-- PROMPT --
Pick out the lines below that contain the string "document" and copy them all.

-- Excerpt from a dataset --
****************
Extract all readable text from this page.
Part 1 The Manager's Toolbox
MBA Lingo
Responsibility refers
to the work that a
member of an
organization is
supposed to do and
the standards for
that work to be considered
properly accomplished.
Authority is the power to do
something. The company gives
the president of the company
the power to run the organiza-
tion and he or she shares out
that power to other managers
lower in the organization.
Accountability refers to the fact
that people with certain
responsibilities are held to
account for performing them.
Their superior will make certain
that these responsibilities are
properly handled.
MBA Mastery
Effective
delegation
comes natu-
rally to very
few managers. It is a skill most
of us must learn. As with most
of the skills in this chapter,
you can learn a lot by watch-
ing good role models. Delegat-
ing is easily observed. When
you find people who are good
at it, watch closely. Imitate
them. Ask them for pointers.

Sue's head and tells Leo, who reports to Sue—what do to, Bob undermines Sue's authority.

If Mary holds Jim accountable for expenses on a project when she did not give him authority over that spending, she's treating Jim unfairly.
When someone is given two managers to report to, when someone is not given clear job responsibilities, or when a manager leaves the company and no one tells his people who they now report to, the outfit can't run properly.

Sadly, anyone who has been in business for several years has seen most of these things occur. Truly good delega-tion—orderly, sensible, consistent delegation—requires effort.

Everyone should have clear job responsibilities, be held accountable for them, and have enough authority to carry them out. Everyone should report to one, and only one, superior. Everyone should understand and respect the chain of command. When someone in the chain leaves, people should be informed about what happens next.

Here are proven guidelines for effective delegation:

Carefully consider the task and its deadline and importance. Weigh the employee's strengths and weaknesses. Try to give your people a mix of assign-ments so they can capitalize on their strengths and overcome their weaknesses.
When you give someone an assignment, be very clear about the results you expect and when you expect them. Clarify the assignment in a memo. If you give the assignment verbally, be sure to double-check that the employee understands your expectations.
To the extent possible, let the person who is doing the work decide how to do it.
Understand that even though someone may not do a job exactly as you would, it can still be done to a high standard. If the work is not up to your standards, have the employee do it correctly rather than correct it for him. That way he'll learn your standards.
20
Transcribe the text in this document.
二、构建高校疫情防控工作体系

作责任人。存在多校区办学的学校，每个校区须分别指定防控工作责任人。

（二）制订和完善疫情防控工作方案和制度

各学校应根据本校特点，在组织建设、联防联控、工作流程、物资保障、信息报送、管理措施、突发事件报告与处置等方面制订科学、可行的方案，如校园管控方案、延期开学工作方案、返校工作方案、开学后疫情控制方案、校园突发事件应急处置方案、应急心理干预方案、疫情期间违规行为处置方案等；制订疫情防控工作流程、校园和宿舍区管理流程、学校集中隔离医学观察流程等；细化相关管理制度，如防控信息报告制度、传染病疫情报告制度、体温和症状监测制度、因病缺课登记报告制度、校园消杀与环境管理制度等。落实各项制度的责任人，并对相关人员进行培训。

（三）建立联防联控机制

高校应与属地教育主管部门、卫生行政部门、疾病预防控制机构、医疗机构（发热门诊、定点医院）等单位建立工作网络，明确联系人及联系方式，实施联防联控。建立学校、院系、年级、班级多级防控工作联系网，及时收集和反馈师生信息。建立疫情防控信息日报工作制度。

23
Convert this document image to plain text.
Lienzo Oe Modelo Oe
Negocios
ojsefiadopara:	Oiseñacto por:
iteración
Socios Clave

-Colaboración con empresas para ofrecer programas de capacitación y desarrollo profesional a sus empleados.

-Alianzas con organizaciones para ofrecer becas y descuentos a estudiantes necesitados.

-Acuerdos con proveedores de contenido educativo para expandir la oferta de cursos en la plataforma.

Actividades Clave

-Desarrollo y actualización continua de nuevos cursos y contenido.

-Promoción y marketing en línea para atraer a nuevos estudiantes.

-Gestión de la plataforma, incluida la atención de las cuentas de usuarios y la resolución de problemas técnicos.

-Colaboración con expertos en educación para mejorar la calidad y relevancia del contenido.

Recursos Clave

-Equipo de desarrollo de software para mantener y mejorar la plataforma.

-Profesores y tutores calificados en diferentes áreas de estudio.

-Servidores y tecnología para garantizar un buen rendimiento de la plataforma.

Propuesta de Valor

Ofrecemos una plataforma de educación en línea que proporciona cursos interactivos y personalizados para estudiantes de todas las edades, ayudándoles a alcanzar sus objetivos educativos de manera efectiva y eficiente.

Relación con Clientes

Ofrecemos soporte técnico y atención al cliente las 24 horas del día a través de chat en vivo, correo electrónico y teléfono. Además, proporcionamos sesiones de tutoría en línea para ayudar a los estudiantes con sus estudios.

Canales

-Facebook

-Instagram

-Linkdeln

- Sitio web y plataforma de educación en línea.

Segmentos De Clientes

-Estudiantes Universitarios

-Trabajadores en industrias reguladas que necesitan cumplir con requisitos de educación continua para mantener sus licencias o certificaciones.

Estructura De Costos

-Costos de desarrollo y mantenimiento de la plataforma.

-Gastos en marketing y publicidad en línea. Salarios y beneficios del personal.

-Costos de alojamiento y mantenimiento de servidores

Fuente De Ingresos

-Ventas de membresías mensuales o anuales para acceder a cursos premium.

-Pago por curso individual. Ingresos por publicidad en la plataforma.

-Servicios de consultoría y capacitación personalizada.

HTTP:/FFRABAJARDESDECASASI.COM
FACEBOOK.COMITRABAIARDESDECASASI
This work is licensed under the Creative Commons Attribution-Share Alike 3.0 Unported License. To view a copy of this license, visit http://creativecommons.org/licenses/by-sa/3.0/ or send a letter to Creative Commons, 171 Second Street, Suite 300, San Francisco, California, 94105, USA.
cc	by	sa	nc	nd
****************
-- SOLUTION TO THIS PROBLEM --
Transcribe the text in this document.
Convert this document image to plain text.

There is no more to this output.